(Exercise goal)
The records below must be retyped exactly.

A block of data:
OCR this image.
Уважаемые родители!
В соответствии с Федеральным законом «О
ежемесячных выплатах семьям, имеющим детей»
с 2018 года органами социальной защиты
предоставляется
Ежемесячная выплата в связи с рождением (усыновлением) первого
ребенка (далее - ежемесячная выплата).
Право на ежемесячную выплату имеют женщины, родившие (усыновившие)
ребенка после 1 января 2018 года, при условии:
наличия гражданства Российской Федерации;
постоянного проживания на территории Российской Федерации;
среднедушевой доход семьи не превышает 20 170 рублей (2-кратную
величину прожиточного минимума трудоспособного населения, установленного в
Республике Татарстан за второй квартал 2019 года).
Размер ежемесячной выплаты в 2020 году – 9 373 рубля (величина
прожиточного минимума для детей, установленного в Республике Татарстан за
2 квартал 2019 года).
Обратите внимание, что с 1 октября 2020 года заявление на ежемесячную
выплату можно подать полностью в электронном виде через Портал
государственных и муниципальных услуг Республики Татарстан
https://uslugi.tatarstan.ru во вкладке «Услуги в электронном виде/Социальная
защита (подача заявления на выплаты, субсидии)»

(Written response)
OCR this image.
Уважаемые родители!
В соответствии с Федеральным законом «О
ежемесячных выплатах семьям, имеющим детей»
с 2018 года органами социальной защиты
предоставляется
Ежемесячная выплата в связи с рождением (усыновлением) первого
ребенка (далее - ежемесячная выплата).
Право на ежемесячную выплату имеют женщины, родившие (усыновившие)
ребенка после 1 января 2018 года, при условии:
наличия гражданства Российской Федерации;
постоянного проживания на территории Российской Федерации;
среднедушевой доход семьи не превышает 20 170 рублей (2-кратную
величину прожиточного минимума трудоспособного населения, установленного в
Республике Татарстан за второй квартал 2019 года).
Размер ежемесячной выплаты в 2020 году – 9 373 рубля (величина
прожиточного минимума для детей, установленного в Республике Татарстан за
2 квартал 2019 года).
Обратите внимание, что с 1 октября 2020 года заявление на ежемесячную
выплату можно подать полностью в электронном виде через Портал
государственных и муниципальных услуг Республики Татарстан
https://uslugi.tatarstan.ru во вкладке «Услуги в электронном виде/Социальная
защита (подача заявления на выплаты, субсидии)»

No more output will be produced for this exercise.